● **WHAT IS REQUIRED**
Omit the pictures, please, and give each record below again exactly.

● **MATERIAL FOR THIS TASK**

** start **

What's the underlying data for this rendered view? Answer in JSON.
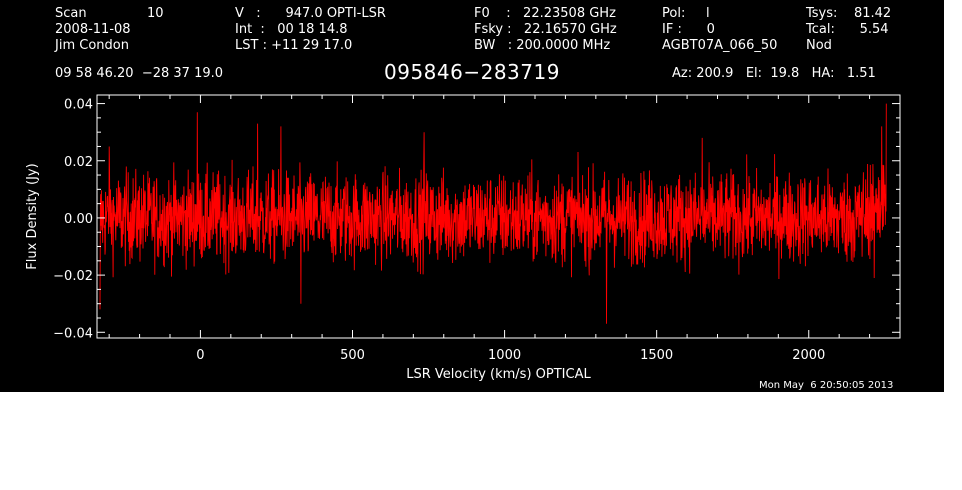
{
  "header": {
    "scan_label": "Scan",
    "scan_value": "10",
    "date": "2008-11-08",
    "observer": "Jim Condon",
    "velocity_line": "V   :      947.0 OPTI-LSR",
    "int_line": "Int  :   00 18 14.8",
    "lst_line": "LST : +11 29 17.0",
    "f0_line": "F0    :   22.23508 GHz",
    "fsky_line": "Fsky :   22.16570 GHz",
    "bw_line": "BW   : 200.0000 MHz",
    "pol_line": "Pol:     l",
    "if_line": "IF :      0",
    "project": "AGBT07A_066_50",
    "tsys_line": "Tsys:    81.42",
    "tcal_line": "Tcal:      5.54",
    "proc": "Nod",
    "coords": "09 58 46.20  −28 37 19.0",
    "source": "095846−283719",
    "az_el_ha": "Az: 200.9   El:  19.8   HA:   1.51",
    "timestamp": "Mon May  6 20:50:05 2013"
  },
  "chart_data": {
    "type": "line",
    "xlabel": "LSR Velocity (km/s) OPTICAL",
    "ylabel": "Flux Density (Jy)",
    "xlim": [
      -340,
      2300
    ],
    "ylim": [
      -0.042,
      0.043
    ],
    "x_ticks": [
      0,
      500,
      1000,
      1500,
      2000
    ],
    "x_tick_labels": [
      "0",
      "500",
      "1000",
      "1500",
      "2000"
    ],
    "y_ticks": [
      -0.04,
      -0.02,
      0.0,
      0.02,
      0.04
    ],
    "y_tick_labels": [
      "−0.04",
      "−0.02",
      "0.00",
      "0.02",
      "0.04"
    ],
    "series": [
      {
        "color": "#ff0000",
        "x_start": -330,
        "x_end": 2255,
        "baseline": 0.0,
        "noise_rms": 0.008,
        "notable_points": [
          {
            "x": -330,
            "y": -0.032
          },
          {
            "x": -300,
            "y": 0.025
          },
          {
            "x": -10,
            "y": 0.037
          },
          {
            "x": 188,
            "y": 0.033
          },
          {
            "x": 265,
            "y": 0.032
          },
          {
            "x": 330,
            "y": -0.03
          },
          {
            "x": 735,
            "y": 0.03
          },
          {
            "x": 1335,
            "y": -0.037
          },
          {
            "x": 1650,
            "y": 0.028
          },
          {
            "x": 2215,
            "y": -0.021
          },
          {
            "x": 2240,
            "y": 0.032
          },
          {
            "x": 2255,
            "y": 0.04
          }
        ]
      }
    ]
  },
  "colors": {
    "background": "#000000",
    "foreground": "#ffffff",
    "trace": "#ff0000"
  }
}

** end **

● **EXERCISE SOLUTION**
What's the underlying data for this rendered view? Answer in JSON.
{
  "header": {
    "scan_label": "Scan",
    "scan_value": "10",
    "date": "2008-11-08",
    "observer": "Jim Condon",
    "velocity_line": "V   :      947.0 OPTI-LSR",
    "int_line": "Int  :   00 18 14.8",
    "lst_line": "LST : +11 29 17.0",
    "f0_line": "F0    :   22.23508 GHz",
    "fsky_line": "Fsky :   22.16570 GHz",
    "bw_line": "BW   : 200.0000 MHz",
    "pol_line": "Pol:     l",
    "if_line": "IF :      0",
    "project": "AGBT07A_066_50",
    "tsys_line": "Tsys:    81.42",
    "tcal_line": "Tcal:      5.54",
    "proc": "Nod",
    "coords": "09 58 46.20  −28 37 19.0",
    "source": "095846−283719",
    "az_el_ha": "Az: 200.9   El:  19.8   HA:   1.51",
    "timestamp": "Mon May  6 20:50:05 2013"
  },
  "chart_data": {
    "type": "line",
    "xlabel": "LSR Velocity (km/s) OPTICAL",
    "ylabel": "Flux Density (Jy)",
    "xlim": [
      -340,
      2300
    ],
    "ylim": [
      -0.042,
      0.043
    ],
    "x_ticks": [
      0,
      500,
      1000,
      1500,
      2000
    ],
    "x_tick_labels": [
      "0",
      "500",
      "1000",
      "1500",
      "2000"
    ],
    "y_ticks": [
      -0.04,
      -0.02,
      0.0,
      0.02,
      0.04
    ],
    "y_tick_labels": [
      "−0.04",
      "−0.02",
      "0.00",
      "0.02",
      "0.04"
    ],
    "series": [
      {
        "color": "#ff0000",
        "x_start": -330,
        "x_end": 2255,
        "baseline": 0.0,
        "noise_rms": 0.008,
        "notable_points": [
          {
            "x": -330,
            "y": -0.032
          },
          {
            "x": -300,
            "y": 0.025
          },
          {
            "x": -10,
            "y": 0.037
          },
          {
            "x": 188,
            "y": 0.033
          },
          {
            "x": 265,
            "y": 0.032
          },
          {
            "x": 330,
            "y": -0.03
          },
          {
            "x": 735,
            "y": 0.03
          },
          {
            "x": 1335,
            "y": -0.037
          },
          {
            "x": 1650,
            "y": 0.028
          },
          {
            "x": 2215,
            "y": -0.021
          },
          {
            "x": 2240,
            "y": 0.032
          },
          {
            "x": 2255,
            "y": 0.04
          }
        ]
      }
    ]
  },
  "colors": {
    "background": "#000000",
    "foreground": "#ffffff",
    "trace": "#ff0000"
  }
}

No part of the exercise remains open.